[Data tied to figure images]
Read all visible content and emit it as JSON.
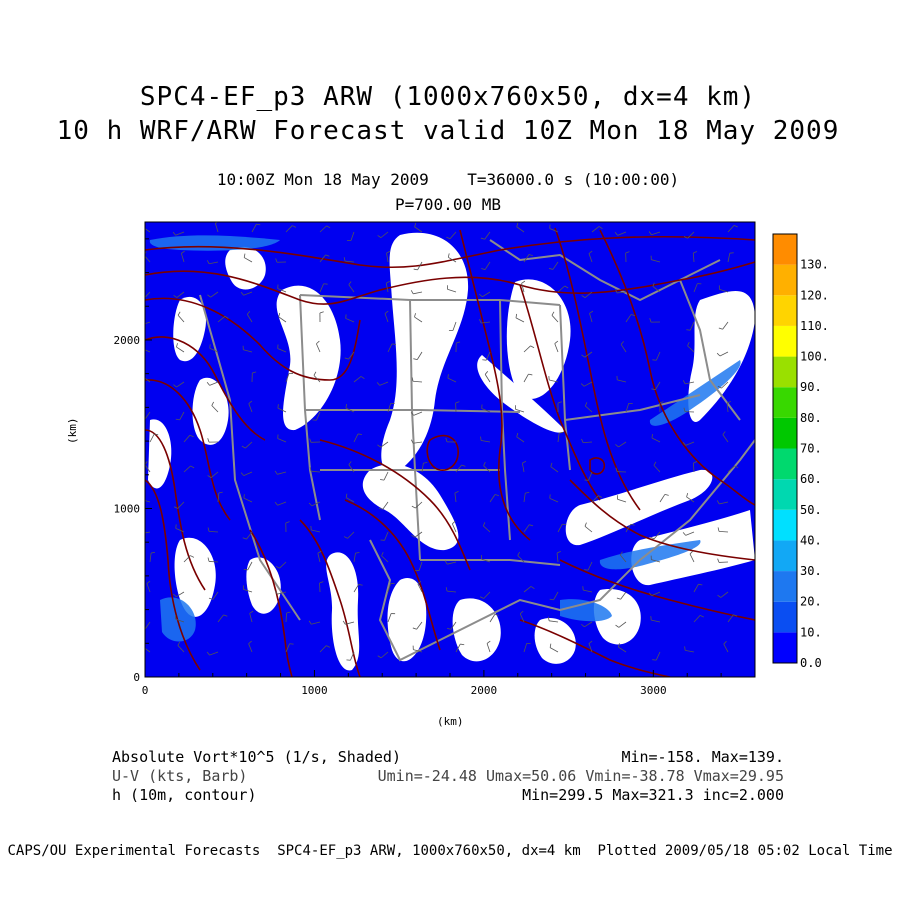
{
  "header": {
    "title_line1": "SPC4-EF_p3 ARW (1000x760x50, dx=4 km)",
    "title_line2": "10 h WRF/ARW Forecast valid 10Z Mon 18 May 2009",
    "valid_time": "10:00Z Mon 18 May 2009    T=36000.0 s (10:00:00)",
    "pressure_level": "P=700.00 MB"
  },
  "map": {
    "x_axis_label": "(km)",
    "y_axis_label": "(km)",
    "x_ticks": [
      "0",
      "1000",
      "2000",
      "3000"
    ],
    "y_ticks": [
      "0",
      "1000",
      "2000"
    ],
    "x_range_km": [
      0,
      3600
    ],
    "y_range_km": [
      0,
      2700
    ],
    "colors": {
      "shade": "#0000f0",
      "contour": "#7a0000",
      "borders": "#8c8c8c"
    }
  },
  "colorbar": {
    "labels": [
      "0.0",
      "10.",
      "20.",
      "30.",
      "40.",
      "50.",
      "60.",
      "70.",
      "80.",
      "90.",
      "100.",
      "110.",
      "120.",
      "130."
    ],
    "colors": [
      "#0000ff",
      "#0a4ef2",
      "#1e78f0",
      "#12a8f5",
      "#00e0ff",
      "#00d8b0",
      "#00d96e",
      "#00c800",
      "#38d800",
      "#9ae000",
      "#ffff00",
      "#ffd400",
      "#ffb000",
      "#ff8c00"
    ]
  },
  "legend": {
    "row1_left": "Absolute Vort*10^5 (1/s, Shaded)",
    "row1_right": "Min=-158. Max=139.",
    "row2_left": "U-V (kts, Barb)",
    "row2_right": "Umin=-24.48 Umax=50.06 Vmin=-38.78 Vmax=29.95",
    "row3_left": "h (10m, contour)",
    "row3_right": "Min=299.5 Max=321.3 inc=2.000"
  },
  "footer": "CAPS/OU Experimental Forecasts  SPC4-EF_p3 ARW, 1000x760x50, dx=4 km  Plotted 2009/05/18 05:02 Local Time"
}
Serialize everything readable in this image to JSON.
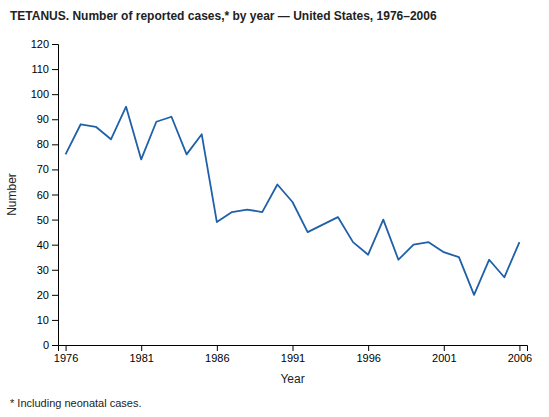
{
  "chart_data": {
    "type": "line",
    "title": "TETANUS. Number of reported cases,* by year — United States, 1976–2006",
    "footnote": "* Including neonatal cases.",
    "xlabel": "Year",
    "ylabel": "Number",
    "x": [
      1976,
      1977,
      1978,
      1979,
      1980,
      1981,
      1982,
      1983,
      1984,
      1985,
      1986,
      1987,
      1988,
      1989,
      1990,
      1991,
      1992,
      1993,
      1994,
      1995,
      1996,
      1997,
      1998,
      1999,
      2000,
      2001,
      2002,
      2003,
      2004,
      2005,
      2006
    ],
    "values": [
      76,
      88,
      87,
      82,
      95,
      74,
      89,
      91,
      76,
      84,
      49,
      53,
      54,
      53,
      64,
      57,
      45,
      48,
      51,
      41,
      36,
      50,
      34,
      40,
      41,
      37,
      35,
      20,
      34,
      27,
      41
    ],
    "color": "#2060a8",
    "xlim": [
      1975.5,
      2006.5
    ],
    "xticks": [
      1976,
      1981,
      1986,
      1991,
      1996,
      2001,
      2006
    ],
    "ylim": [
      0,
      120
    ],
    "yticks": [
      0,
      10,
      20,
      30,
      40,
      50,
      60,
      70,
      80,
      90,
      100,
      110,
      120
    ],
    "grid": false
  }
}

---

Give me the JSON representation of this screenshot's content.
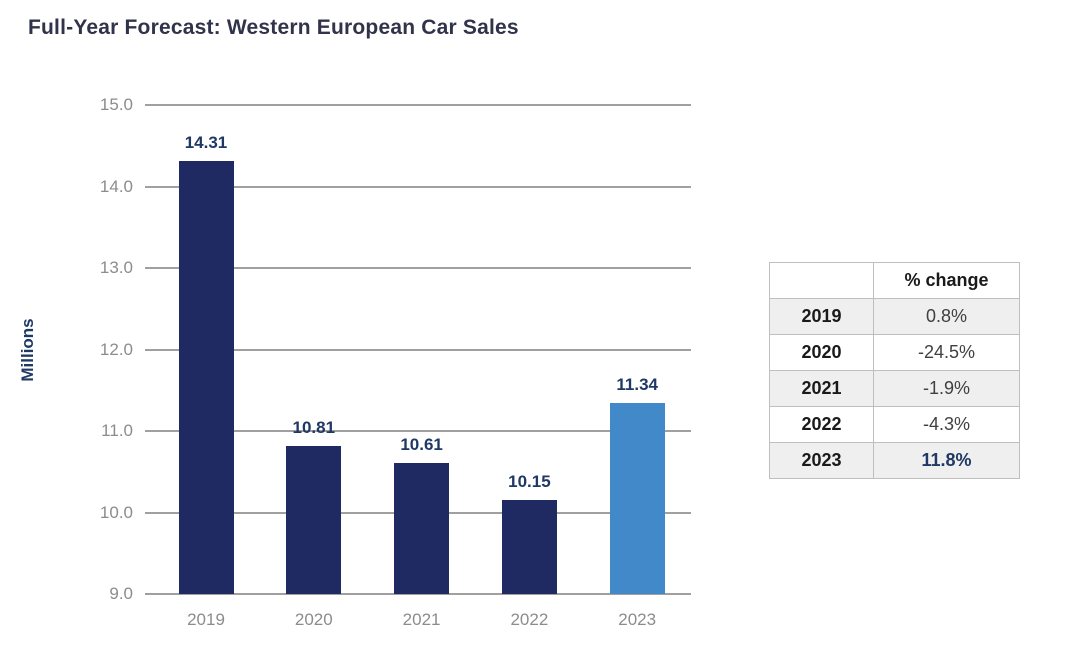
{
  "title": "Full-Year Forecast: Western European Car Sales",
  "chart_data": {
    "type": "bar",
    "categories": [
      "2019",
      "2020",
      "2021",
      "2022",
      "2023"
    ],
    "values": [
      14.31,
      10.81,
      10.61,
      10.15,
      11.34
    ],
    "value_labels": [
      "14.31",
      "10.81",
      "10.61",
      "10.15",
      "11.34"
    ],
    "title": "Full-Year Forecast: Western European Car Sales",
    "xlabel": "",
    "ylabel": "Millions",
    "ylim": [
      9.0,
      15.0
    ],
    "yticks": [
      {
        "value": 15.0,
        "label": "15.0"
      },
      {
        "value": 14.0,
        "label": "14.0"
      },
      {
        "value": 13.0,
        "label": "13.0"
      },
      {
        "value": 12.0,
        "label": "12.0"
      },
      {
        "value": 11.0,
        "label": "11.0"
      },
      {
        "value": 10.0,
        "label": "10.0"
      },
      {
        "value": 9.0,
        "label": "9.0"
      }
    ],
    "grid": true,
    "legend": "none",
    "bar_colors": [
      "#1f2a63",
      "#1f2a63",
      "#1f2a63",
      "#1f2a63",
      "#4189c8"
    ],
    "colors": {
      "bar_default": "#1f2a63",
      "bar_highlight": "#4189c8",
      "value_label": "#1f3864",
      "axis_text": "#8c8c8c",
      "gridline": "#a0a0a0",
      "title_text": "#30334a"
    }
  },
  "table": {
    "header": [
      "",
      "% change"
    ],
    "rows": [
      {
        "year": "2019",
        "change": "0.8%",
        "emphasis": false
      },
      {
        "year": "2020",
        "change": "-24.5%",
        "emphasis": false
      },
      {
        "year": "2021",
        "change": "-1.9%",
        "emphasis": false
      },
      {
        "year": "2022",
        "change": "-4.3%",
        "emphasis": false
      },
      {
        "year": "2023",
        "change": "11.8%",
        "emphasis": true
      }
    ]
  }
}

◆ Task statement ◆
Ascertain the number of lines in the entries that include the word "JSON", and report only that number.

◆ Full output ◆
3